■ **Exercise directions**
Scan each line of the records for the word "document" and extract the ones that have it.

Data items
───
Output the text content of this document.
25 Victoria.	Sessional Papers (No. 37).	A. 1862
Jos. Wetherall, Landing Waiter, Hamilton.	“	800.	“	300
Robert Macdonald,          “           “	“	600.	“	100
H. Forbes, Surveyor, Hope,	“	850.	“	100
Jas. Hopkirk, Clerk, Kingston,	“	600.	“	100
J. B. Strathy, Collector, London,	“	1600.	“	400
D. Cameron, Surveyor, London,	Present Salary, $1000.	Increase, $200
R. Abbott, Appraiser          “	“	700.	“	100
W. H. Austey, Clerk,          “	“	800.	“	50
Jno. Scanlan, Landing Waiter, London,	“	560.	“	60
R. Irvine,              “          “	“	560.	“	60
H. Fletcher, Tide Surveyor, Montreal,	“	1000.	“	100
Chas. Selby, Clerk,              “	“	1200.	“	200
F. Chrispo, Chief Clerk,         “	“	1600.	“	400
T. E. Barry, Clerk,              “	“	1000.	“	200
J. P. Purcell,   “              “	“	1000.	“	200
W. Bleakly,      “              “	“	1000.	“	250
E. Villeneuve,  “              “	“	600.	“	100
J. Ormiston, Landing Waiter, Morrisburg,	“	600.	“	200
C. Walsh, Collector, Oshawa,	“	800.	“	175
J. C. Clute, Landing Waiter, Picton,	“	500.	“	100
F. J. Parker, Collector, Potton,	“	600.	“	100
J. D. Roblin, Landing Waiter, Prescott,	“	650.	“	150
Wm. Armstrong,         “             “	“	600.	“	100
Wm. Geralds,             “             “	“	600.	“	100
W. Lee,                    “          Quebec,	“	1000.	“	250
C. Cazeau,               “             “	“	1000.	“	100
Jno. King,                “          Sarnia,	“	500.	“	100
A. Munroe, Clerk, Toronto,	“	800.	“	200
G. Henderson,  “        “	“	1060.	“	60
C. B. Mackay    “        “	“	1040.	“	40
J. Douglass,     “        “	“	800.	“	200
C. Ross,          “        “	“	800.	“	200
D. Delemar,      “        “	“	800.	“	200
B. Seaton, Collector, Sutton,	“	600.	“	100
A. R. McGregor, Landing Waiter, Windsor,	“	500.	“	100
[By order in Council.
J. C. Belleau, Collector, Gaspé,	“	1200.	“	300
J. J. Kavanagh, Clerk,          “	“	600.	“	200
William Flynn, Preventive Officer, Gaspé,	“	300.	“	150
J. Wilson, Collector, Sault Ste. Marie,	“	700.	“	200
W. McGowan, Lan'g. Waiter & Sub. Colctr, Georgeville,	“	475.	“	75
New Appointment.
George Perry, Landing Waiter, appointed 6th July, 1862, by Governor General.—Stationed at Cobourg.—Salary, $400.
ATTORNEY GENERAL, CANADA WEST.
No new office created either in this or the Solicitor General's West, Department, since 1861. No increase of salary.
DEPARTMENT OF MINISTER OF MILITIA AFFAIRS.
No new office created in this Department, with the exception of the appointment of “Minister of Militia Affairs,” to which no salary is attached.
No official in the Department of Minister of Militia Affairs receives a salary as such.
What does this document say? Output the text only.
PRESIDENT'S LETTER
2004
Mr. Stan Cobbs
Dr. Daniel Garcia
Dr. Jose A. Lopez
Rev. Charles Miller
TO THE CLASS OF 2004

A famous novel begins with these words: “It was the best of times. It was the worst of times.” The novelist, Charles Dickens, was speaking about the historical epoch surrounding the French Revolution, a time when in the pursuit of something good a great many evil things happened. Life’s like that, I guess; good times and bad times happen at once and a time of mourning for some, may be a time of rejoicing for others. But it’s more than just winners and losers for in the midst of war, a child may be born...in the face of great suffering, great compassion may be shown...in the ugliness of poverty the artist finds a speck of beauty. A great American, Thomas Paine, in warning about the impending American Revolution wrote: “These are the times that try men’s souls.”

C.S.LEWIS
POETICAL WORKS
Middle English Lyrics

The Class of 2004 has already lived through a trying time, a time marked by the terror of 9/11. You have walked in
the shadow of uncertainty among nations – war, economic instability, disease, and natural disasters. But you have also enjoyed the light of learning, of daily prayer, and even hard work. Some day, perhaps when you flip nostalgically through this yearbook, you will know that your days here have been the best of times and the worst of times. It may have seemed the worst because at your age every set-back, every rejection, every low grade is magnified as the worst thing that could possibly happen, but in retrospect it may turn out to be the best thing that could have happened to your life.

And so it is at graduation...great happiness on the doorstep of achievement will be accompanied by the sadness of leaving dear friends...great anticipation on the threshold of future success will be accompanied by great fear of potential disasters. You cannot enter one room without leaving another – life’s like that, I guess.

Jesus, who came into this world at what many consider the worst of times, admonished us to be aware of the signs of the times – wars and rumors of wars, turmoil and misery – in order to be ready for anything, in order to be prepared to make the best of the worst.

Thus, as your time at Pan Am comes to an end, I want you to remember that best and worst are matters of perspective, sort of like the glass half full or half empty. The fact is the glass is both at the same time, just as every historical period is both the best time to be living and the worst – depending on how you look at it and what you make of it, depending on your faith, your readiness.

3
───
■ **Solution to this exercise**
Output the text content of this document.
What does this document say? Output the text only.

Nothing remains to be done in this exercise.